## What is being asked
Gather from the listing below each line that includes the word "Провести", and copy it.

[Source data]
•••
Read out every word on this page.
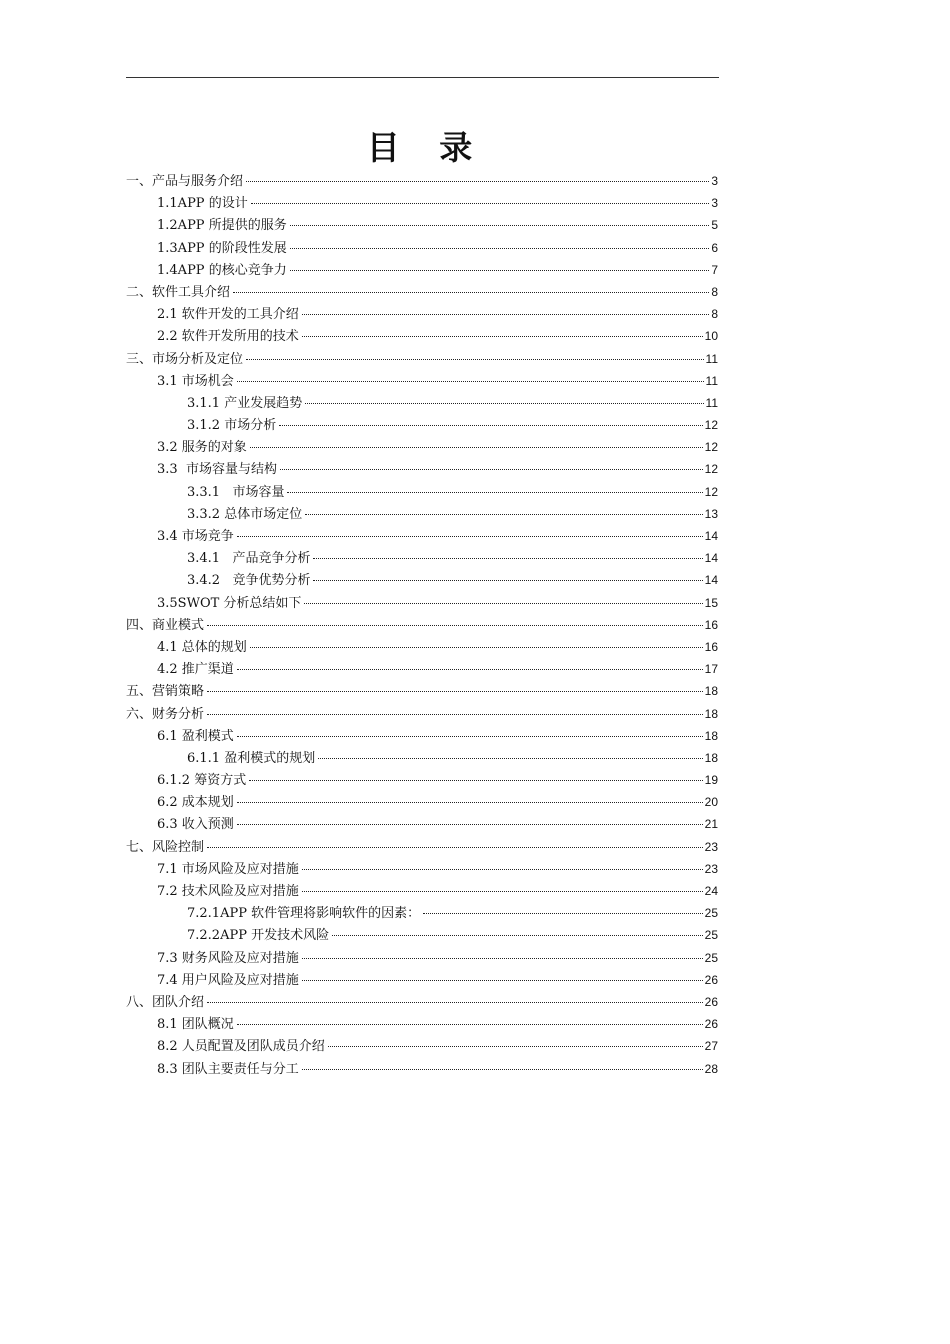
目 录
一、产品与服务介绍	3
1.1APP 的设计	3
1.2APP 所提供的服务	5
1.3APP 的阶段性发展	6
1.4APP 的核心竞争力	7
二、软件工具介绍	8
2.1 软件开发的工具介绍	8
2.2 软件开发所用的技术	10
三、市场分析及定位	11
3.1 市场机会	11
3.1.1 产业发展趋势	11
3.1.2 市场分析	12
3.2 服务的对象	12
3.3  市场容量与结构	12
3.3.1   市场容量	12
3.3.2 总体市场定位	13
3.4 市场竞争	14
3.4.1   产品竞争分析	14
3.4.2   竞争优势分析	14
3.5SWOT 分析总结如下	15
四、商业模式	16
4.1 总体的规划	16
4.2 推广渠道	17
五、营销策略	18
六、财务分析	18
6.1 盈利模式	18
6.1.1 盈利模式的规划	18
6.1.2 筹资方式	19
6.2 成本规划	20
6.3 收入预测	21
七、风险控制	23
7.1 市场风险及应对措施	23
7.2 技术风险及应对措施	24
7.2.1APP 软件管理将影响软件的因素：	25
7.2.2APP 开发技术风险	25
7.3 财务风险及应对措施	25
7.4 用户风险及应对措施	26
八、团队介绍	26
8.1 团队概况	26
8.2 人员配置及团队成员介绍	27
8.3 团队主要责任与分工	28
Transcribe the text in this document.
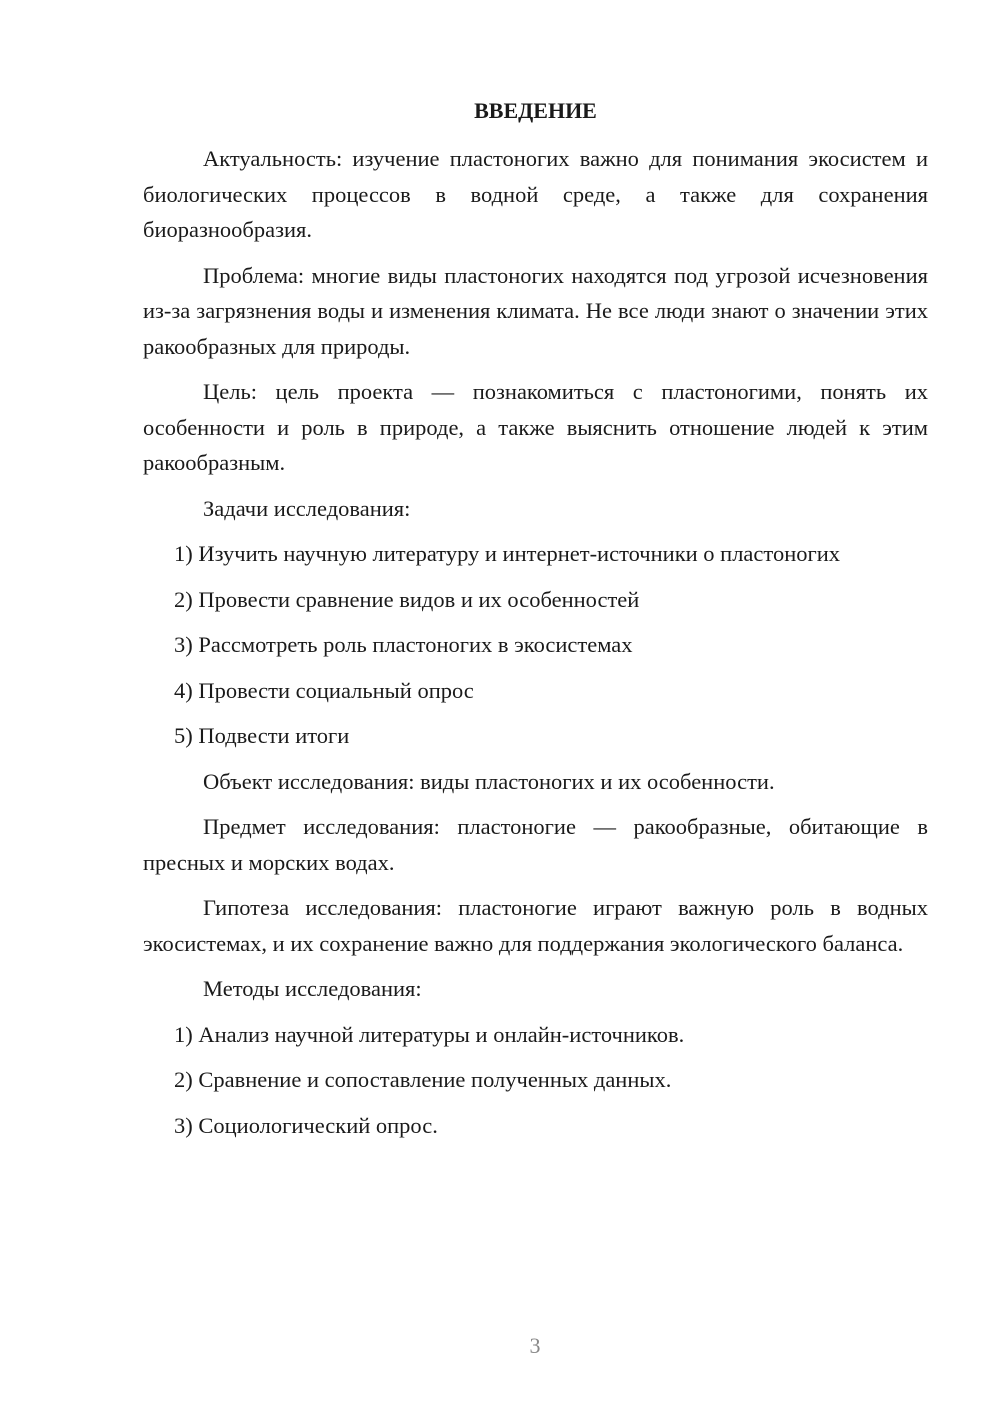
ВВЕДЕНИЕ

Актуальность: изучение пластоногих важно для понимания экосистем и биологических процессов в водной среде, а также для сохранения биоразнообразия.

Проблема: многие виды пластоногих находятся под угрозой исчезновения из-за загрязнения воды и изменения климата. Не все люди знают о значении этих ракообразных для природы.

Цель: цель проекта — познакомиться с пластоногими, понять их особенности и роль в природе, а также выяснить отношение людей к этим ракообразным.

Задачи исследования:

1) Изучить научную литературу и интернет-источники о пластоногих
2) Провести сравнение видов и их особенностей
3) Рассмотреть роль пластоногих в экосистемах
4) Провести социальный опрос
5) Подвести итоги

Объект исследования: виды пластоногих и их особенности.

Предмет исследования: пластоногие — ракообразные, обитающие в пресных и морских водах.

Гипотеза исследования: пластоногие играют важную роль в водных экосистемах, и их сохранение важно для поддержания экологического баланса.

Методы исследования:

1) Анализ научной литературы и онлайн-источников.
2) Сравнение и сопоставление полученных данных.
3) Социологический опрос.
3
•••
## Final result
2) Провести сравнение видов и их особенностей
4) Провести социальный опрос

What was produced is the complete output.